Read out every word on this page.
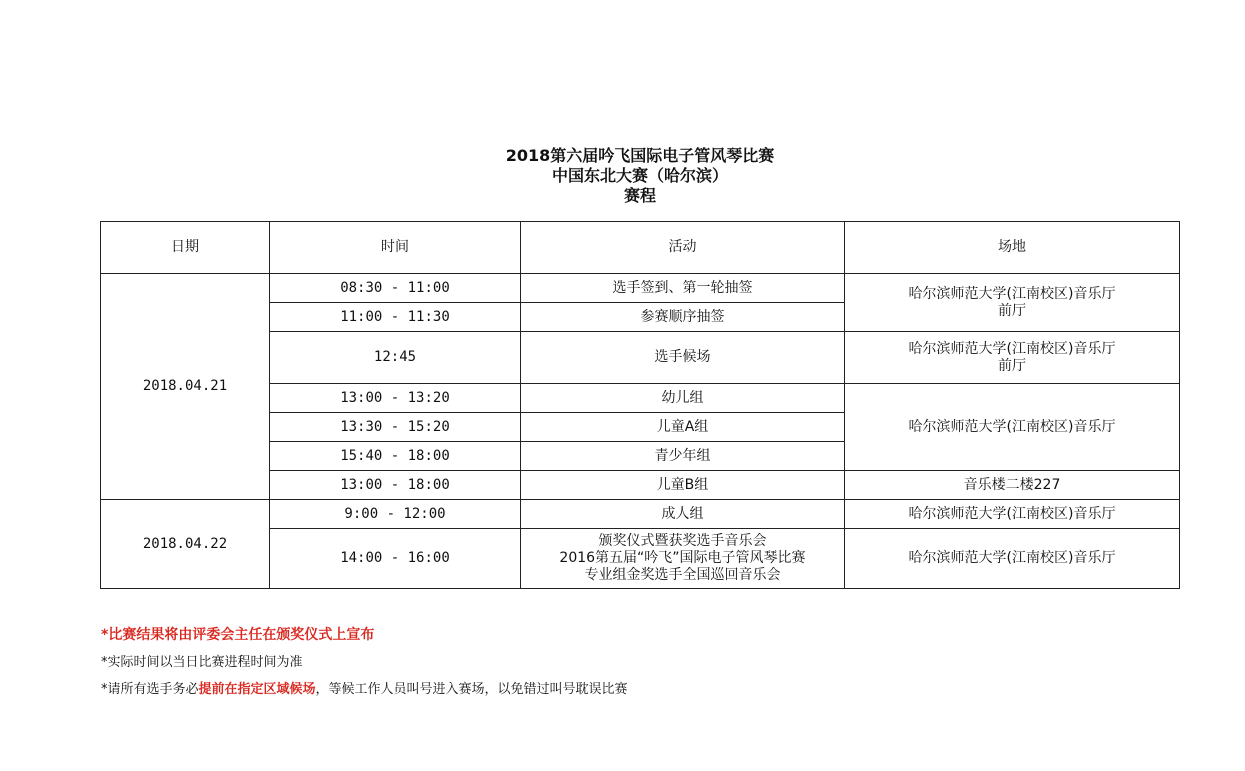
2018第六届吟飞国际电子管风琴比赛
中国东北大赛（哈尔滨）
赛程
日期	时间	活动	场地
2018.04.21	08:30 - 11:00	选手签到、第一轮抽签	哈尔滨师范大学(江南校区)音乐厅
前厅

	11:00 - 11:30	参赛顺序抽签	
	12:45	选手候场	哈尔滨师范大学(江南校区)音乐厅
前厅

	13:00 - 13:20	幼儿组	哈尔滨师范大学(江南校区)音乐厅
	13:30 - 15:20	儿童A组	
	15:40 - 18:00	青少年组	
	13:00 - 18:00	儿童B组	音乐楼二楼227
2018.04.22	9:00 - 12:00	成人组	哈尔滨师范大学(江南校区)音乐厅
	14:00 - 16:00	颁奖仪式暨获奖选手音乐会
2016第五届“吟飞”国际电子管风琴比赛
专业组金奖选手全国巡回音乐会	哈尔滨师范大学(江南校区)音乐厅
*比赛结果将由评委会主任在颁奖仪式上宣布
*实际时间以当日比赛进程时间为准
*请所有选手务必提前在指定区域候场，等候工作人员叫号进入赛场，以免错过叫号耽误比赛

- **EXERCISE TASK**:
Copy each line in the data that holds the word "江南校区".

- **THE OUTPUT**:
2018.04.21	08:30 - 11:00	选手签到、第一轮抽签	哈尔滨师范大学(江南校区)音乐厅
	12:45	选手候场	哈尔滨师范大学(江南校区)音乐厅
	13:00 - 13:20	幼儿组	哈尔滨师范大学(江南校区)音乐厅
2018.04.22	9:00 - 12:00	成人组	哈尔滨师范大学(江南校区)音乐厅
专业组金奖选手全国巡回音乐会	哈尔滨师范大学(江南校区)音乐厅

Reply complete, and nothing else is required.